SHORT TASK: From the listing below, return each line that includes "mayor".

RECORD EXCERPTS:
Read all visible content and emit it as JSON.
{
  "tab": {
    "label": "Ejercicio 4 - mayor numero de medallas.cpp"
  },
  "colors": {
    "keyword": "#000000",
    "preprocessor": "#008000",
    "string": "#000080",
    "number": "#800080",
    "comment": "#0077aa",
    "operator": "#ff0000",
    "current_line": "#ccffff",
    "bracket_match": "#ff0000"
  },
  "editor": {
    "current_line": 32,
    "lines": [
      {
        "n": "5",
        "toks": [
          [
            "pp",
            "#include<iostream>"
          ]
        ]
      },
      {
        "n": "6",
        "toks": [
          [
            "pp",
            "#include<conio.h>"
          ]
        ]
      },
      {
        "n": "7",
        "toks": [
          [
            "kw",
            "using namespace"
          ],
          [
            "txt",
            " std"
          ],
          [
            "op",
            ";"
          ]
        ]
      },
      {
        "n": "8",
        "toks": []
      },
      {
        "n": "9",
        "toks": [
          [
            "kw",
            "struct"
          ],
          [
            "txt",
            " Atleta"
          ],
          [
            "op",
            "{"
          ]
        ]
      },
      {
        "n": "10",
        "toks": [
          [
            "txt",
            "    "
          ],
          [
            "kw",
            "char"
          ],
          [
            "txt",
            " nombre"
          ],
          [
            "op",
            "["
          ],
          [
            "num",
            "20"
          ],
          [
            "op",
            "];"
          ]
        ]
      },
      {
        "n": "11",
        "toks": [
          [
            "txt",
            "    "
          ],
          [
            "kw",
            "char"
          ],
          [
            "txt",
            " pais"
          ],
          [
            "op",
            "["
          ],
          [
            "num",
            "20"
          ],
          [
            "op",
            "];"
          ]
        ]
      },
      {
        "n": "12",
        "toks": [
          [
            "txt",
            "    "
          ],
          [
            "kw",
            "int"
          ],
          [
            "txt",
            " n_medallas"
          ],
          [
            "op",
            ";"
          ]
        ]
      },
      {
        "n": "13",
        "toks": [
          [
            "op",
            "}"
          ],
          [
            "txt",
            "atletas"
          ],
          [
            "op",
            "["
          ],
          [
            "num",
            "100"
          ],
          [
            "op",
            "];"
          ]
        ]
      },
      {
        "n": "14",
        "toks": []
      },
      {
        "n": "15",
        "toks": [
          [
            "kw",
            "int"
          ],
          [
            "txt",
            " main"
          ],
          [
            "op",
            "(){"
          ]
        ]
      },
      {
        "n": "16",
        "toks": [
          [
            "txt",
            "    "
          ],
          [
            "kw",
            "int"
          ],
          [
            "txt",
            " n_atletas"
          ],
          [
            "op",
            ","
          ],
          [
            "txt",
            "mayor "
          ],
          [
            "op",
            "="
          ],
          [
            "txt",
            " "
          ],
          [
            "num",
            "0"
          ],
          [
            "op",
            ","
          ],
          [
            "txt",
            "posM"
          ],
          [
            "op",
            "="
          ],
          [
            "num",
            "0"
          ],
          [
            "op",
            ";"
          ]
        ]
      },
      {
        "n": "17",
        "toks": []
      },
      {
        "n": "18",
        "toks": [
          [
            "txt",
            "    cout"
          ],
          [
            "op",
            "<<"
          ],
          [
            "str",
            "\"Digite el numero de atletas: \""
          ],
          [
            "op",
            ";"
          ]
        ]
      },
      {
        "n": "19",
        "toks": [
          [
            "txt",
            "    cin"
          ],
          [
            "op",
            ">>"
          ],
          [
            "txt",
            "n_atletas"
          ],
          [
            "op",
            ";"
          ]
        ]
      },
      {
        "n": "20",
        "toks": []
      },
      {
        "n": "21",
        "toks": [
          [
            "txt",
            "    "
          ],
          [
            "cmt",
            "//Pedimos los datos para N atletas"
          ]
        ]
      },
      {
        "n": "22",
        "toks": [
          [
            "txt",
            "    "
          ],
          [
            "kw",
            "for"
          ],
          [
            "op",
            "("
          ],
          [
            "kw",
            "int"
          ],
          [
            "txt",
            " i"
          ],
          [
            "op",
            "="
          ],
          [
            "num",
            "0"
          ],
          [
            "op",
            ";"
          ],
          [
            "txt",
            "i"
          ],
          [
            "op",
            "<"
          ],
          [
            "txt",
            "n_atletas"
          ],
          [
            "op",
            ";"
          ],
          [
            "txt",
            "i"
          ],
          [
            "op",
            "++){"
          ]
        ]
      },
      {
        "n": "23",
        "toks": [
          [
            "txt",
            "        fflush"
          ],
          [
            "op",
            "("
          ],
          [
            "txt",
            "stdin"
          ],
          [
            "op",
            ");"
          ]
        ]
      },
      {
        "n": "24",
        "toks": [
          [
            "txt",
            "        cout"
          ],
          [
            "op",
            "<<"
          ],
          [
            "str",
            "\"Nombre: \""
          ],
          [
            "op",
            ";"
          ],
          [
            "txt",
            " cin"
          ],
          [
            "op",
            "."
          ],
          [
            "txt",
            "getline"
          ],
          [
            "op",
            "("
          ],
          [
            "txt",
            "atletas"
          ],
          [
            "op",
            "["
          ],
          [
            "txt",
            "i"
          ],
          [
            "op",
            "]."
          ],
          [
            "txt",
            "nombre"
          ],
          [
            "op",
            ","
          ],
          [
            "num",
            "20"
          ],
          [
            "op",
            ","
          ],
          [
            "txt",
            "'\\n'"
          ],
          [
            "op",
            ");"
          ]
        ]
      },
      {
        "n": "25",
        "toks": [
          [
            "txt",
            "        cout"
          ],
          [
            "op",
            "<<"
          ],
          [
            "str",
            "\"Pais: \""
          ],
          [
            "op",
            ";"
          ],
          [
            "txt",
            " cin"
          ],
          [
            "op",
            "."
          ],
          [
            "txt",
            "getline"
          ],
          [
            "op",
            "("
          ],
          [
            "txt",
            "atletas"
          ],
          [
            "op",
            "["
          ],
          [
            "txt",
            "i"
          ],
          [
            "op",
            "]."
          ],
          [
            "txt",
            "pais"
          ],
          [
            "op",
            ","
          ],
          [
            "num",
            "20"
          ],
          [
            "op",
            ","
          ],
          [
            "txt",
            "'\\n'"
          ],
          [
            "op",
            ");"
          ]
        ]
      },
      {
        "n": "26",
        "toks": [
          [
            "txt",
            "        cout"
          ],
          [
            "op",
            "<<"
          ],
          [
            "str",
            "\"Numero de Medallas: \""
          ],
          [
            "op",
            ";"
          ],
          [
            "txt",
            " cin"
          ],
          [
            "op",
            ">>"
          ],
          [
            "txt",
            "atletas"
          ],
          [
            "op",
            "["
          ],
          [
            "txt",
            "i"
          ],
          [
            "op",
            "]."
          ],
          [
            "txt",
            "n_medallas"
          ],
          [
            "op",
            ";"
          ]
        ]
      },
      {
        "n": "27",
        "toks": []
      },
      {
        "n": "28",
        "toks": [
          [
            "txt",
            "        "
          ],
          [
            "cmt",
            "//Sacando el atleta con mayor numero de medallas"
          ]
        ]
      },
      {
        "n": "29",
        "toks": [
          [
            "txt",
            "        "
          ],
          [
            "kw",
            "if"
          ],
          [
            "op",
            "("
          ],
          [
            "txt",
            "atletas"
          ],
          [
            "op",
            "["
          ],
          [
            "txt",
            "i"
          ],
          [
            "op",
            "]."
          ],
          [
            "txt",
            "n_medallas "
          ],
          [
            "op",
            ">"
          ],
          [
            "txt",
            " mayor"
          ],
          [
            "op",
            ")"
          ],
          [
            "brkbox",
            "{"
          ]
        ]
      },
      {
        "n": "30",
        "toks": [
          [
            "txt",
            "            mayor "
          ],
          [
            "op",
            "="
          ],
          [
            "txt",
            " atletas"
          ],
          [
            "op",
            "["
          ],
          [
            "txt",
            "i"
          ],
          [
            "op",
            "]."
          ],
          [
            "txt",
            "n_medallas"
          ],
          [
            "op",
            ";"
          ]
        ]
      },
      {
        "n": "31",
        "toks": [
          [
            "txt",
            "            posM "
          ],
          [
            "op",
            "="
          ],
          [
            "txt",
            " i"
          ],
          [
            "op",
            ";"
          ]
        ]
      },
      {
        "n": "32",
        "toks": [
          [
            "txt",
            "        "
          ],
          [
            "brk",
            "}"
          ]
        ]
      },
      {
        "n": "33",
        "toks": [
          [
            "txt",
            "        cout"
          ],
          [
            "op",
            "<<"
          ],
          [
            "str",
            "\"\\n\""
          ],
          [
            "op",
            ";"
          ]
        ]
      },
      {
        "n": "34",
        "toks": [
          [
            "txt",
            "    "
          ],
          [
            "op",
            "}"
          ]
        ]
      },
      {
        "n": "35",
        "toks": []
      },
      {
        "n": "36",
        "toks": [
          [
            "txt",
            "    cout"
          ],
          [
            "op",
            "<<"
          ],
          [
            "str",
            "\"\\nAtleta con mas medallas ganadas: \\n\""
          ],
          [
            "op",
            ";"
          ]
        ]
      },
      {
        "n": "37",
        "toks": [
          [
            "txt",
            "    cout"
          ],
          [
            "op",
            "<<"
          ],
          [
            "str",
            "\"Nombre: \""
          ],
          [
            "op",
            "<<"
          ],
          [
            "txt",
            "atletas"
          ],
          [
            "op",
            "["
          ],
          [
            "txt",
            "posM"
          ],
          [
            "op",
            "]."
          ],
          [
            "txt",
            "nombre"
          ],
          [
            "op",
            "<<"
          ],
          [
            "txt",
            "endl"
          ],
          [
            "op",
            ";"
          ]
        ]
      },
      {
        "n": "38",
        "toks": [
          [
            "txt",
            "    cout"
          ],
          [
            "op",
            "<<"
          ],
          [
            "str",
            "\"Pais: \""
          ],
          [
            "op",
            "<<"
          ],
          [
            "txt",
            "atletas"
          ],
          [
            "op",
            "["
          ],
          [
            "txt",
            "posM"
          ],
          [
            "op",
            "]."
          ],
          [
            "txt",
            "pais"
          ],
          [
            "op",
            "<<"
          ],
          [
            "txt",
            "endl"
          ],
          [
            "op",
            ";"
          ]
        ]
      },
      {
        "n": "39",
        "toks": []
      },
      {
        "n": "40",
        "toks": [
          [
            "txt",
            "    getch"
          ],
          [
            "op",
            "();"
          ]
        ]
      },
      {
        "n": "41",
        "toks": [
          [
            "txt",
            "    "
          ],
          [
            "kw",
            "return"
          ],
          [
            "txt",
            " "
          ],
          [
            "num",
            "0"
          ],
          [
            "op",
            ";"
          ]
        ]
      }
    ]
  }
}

EXERCISE SOLUTION:
    "label": "Ejercicio 4 - mayor numero de medallas.cpp"
            "mayor "
            "//Sacando el atleta con mayor numero de medallas"
            " mayor"
            "            mayor "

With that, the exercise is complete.